*TASK PROMPT*: Extract all lines from the data beneath that include the word "palette".

Dataset excerpt:
=-=-=-=-=

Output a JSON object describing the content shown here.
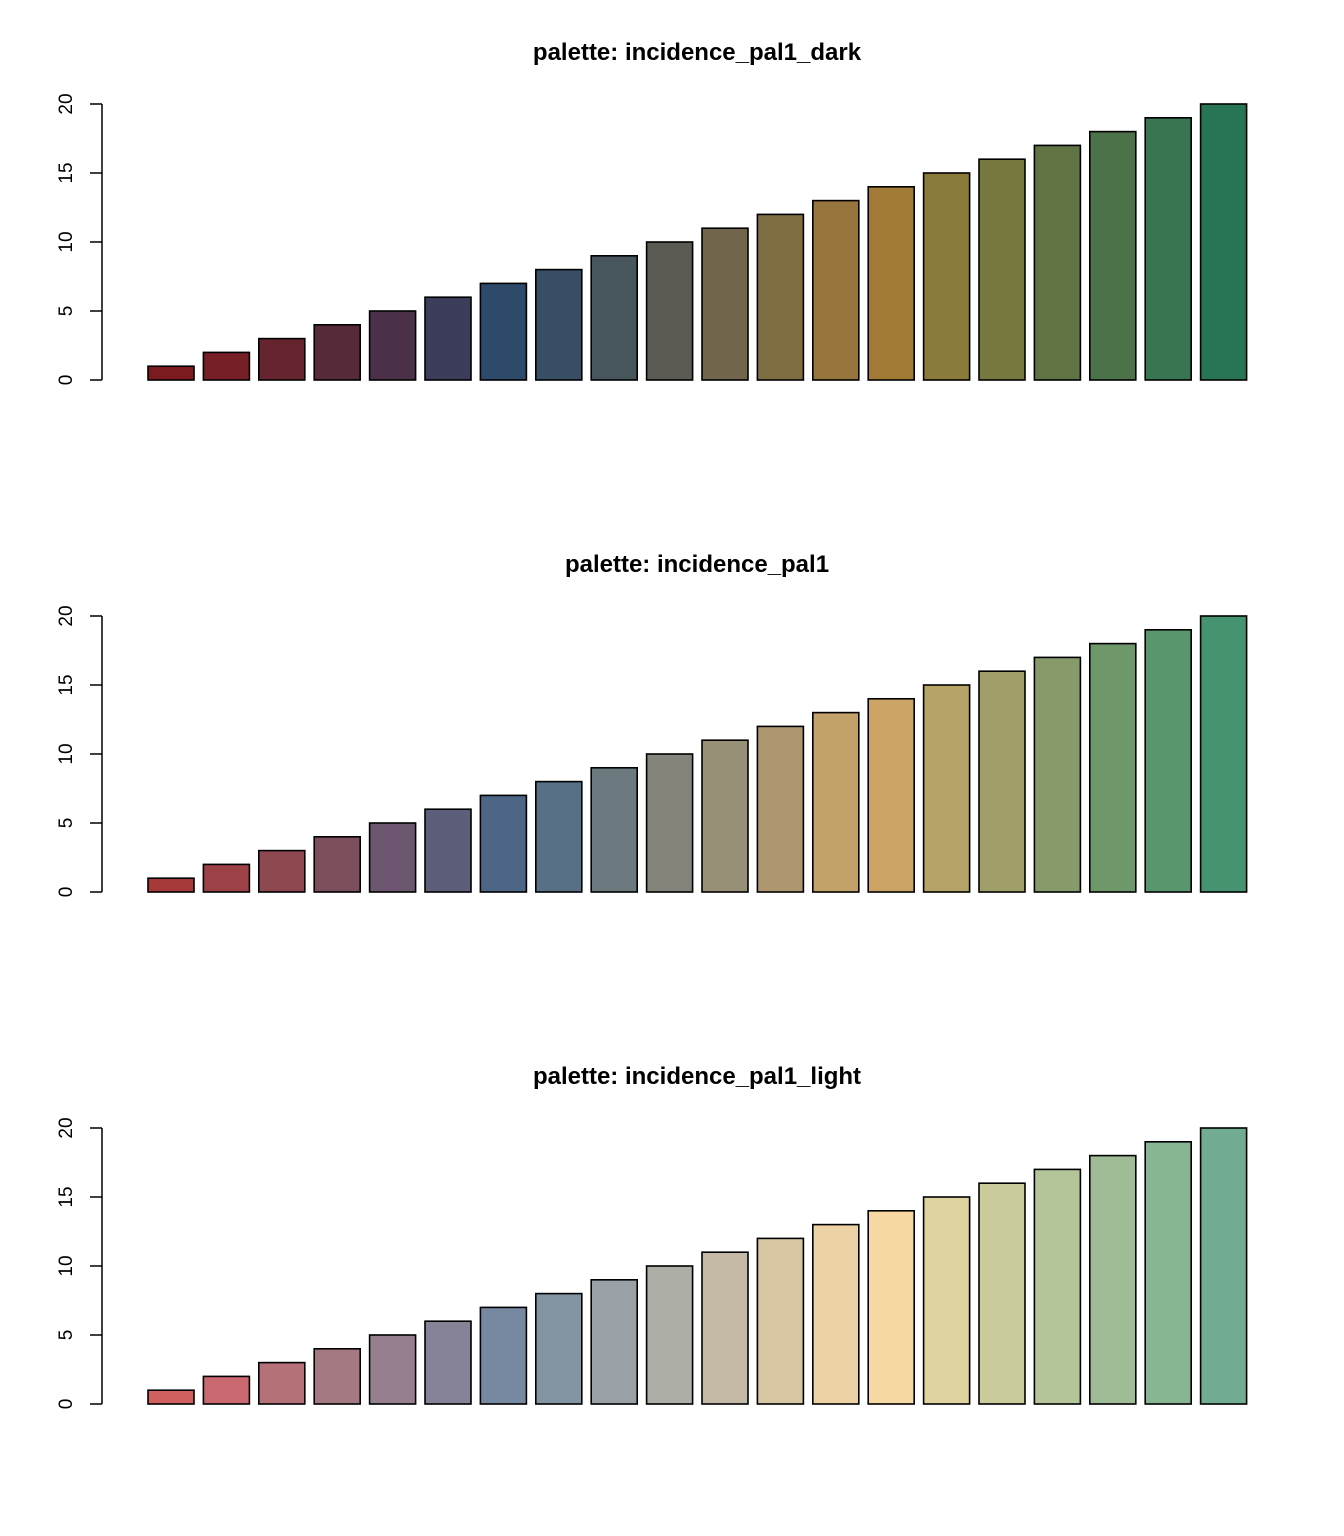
{
  "chart_data": [
    {
      "type": "bar",
      "title": "palette:  incidence_pal1_dark",
      "xlabel": "",
      "ylabel": "",
      "ylim": [
        0,
        20
      ],
      "yticks": [
        "0",
        "5",
        "10",
        "15",
        "20"
      ],
      "values": [
        1,
        2,
        3,
        4,
        5,
        6,
        7,
        8,
        9,
        10,
        11,
        12,
        13,
        14,
        15,
        16,
        17,
        18,
        19,
        20
      ],
      "colors": [
        "#7c1b1f",
        "#771f27",
        "#66242f",
        "#572a39",
        "#4a3149",
        "#3b3d5b",
        "#2d4a6b",
        "#374e65",
        "#47555c",
        "#5b5b53",
        "#71664b",
        "#806e43",
        "#98753c",
        "#a17b35",
        "#8a7b3b",
        "#77783e",
        "#5f7343",
        "#4b7248",
        "#387550",
        "#277555"
      ],
      "grid": false,
      "legend": "none"
    },
    {
      "type": "bar",
      "title": "palette:  incidence_pal1",
      "xlabel": "",
      "ylabel": "",
      "ylim": [
        0,
        20
      ],
      "yticks": [
        "0",
        "5",
        "10",
        "15",
        "20"
      ],
      "values": [
        1,
        2,
        3,
        4,
        5,
        6,
        7,
        8,
        9,
        10,
        11,
        12,
        13,
        14,
        15,
        16,
        17,
        18,
        19,
        20
      ],
      "colors": [
        "#a63939",
        "#9e4147",
        "#8e4850",
        "#7d4e5c",
        "#6d5770",
        "#5c5e7a",
        "#4d6685",
        "#577086",
        "#6c7a80",
        "#84847a",
        "#978f76",
        "#ae9770",
        "#c3a26a",
        "#cca566",
        "#b5a368",
        "#a09f6a",
        "#869a6a",
        "#6f986a",
        "#5a966d",
        "#45936f"
      ],
      "grid": false,
      "legend": "none"
    },
    {
      "type": "bar",
      "title": "palette:  incidence_pal1_light",
      "xlabel": "",
      "ylabel": "",
      "ylim": [
        0,
        20
      ],
      "yticks": [
        "0",
        "5",
        "10",
        "15",
        "20"
      ],
      "values": [
        1,
        2,
        3,
        4,
        5,
        6,
        7,
        8,
        9,
        10,
        11,
        12,
        13,
        14,
        15,
        16,
        17,
        18,
        19,
        20
      ],
      "colors": [
        "#d05f5f",
        "#ca6a70",
        "#b57178",
        "#a57982",
        "#968090",
        "#868399",
        "#7789a0",
        "#8394a3",
        "#99a0a6",
        "#adaea5",
        "#c4baa5",
        "#d8c5a1",
        "#ecd3a5",
        "#f5d8a2",
        "#dfd3a0",
        "#cacb9b",
        "#b5c59a",
        "#9fbc96",
        "#88b594",
        "#72ad93"
      ],
      "grid": false,
      "legend": "none"
    }
  ]
}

=-=-=-=-=

*ANSWER*:
      "title": "palette:  incidence_pal1_dark",
      "title": "palette:  incidence_pal1",
      "title": "palette:  incidence_pal1_light",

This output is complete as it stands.